* [ENTRIES SUPPLIED]:
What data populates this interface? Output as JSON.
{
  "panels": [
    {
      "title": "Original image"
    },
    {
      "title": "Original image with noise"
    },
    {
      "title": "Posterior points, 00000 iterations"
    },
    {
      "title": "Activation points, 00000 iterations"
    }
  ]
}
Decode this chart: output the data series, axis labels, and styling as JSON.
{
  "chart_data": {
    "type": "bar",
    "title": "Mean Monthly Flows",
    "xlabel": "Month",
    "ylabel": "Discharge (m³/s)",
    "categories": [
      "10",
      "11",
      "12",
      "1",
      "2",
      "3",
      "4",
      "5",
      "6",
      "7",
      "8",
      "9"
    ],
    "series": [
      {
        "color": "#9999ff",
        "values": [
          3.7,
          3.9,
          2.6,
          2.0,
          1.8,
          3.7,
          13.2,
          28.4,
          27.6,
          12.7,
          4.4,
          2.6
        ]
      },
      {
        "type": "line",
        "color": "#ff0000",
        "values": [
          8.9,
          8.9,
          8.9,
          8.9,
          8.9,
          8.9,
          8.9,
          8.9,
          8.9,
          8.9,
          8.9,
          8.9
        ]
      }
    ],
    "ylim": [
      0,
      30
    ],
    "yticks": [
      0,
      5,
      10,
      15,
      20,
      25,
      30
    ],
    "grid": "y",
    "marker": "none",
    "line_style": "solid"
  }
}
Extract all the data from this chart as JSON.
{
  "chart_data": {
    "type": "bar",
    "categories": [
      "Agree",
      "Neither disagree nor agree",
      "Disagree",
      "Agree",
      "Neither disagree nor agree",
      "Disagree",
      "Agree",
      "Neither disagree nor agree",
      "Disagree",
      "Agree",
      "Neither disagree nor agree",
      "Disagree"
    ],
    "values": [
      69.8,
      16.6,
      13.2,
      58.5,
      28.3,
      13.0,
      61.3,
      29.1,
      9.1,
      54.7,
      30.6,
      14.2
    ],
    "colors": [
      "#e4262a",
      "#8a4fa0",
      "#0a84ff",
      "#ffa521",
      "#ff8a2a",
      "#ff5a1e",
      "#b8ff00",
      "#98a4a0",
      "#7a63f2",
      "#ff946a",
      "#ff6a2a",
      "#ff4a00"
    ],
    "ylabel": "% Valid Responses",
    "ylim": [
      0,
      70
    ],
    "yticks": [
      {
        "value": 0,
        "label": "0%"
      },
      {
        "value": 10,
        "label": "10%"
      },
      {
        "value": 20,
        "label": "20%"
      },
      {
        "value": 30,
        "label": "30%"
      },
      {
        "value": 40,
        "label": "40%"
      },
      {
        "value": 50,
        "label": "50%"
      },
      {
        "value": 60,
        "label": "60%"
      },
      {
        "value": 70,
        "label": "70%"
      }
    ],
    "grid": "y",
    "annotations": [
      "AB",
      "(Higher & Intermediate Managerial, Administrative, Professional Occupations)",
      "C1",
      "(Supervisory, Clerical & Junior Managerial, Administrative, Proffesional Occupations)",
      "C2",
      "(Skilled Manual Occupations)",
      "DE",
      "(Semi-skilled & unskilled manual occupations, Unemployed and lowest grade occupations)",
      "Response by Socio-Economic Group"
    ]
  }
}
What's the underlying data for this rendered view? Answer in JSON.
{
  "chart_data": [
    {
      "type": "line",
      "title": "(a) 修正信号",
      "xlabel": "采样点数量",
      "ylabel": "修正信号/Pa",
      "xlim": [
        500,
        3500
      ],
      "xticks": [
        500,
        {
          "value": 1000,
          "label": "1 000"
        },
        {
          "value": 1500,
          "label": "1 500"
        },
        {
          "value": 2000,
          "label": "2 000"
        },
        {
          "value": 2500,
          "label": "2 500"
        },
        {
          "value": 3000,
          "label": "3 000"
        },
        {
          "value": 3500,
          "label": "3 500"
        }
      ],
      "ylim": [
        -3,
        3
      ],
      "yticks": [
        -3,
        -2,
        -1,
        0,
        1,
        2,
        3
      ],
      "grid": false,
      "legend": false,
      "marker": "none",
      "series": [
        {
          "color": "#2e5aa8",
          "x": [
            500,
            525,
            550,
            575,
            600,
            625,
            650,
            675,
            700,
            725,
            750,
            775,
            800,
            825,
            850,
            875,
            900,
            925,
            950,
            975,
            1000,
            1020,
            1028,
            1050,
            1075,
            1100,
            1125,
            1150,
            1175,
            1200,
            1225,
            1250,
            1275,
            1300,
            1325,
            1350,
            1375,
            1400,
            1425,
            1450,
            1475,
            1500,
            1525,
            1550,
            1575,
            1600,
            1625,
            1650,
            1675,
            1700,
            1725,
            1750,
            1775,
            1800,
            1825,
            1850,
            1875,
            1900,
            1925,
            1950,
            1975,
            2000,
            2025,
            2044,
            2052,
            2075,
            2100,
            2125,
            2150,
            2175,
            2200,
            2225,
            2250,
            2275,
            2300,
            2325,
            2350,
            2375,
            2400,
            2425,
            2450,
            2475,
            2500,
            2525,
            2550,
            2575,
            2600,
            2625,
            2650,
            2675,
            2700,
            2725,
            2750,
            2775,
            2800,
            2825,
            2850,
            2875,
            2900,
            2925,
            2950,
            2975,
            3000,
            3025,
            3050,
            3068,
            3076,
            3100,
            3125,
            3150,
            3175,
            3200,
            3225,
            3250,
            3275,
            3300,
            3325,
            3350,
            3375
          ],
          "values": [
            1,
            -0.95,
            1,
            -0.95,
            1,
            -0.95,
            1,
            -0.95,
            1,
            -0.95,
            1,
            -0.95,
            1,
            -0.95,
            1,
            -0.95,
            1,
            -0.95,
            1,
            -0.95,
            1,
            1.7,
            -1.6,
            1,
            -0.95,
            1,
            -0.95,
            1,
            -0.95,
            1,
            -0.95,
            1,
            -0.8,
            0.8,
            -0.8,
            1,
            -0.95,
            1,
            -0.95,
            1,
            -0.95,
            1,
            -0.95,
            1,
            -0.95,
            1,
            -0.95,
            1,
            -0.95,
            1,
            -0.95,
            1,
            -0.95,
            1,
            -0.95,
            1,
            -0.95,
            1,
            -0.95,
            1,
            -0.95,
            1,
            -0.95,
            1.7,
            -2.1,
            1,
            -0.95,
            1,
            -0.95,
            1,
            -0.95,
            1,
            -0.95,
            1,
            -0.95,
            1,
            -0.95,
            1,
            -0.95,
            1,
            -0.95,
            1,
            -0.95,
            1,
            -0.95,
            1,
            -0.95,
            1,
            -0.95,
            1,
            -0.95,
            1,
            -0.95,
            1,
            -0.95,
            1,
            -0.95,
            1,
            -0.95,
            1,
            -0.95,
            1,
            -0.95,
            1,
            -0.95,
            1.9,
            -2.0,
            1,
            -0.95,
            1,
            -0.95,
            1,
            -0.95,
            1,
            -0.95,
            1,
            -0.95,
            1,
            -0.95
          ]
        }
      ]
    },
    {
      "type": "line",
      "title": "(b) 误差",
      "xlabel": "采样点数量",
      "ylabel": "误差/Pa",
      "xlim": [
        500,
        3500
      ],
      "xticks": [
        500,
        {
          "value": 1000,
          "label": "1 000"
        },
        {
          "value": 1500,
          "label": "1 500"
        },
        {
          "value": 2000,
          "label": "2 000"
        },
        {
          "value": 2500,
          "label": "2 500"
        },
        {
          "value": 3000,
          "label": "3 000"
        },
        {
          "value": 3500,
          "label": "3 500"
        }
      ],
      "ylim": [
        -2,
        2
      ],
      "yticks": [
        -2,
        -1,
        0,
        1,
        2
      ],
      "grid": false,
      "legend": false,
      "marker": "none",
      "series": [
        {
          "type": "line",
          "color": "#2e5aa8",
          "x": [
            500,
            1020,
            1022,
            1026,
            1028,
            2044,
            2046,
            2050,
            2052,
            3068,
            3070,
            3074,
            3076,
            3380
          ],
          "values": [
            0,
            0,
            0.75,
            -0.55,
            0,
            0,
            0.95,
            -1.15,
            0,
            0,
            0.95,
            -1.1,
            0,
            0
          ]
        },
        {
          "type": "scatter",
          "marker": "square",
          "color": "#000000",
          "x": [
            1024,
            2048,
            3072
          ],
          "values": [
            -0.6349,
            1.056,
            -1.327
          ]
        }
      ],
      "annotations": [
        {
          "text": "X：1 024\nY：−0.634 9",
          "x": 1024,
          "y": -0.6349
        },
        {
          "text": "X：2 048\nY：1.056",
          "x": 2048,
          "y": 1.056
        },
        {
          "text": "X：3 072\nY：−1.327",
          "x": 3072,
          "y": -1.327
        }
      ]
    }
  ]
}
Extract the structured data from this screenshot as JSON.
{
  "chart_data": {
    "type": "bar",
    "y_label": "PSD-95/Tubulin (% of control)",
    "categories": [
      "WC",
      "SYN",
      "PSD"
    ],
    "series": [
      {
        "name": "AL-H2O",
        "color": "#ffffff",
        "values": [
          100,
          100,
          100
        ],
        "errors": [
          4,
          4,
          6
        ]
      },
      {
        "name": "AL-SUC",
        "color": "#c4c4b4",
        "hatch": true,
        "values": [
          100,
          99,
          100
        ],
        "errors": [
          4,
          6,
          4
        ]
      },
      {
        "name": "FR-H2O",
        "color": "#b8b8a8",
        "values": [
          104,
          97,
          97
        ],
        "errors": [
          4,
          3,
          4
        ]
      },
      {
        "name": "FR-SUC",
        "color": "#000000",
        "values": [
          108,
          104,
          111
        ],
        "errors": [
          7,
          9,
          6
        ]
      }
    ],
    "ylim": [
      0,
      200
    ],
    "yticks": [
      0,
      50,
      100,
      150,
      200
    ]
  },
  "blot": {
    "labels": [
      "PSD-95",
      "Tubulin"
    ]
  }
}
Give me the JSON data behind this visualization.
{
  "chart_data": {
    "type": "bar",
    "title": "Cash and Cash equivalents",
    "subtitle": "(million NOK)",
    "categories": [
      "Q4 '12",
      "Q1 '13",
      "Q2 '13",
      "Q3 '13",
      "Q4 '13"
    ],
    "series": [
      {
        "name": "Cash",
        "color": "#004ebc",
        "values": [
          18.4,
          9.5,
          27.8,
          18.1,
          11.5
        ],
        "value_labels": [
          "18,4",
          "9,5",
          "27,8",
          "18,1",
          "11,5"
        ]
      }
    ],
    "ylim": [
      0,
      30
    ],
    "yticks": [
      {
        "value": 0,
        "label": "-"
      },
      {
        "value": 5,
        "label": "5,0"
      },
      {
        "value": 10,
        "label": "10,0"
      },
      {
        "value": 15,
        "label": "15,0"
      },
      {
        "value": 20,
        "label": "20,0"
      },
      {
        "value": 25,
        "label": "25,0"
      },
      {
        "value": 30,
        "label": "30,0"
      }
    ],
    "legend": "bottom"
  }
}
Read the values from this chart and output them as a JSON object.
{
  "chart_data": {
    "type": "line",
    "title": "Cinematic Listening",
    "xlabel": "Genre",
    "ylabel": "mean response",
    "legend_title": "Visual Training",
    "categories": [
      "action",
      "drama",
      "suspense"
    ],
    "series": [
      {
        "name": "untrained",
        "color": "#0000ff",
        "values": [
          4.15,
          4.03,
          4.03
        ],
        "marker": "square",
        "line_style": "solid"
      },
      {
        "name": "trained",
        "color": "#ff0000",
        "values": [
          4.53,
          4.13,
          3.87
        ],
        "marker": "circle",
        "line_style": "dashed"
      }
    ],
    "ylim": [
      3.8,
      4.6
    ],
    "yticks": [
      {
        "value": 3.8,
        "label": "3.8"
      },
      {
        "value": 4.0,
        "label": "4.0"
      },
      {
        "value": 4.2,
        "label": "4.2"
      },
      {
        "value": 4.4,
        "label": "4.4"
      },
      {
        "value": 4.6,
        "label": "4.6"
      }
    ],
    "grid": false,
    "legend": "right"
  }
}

* [INSTRUCTION]: Keep only those lines of the records that hold "Original", and return them.

* [WRITTEN SOLUTION]:
      "title": "Original image"
      "title": "Original image with noise"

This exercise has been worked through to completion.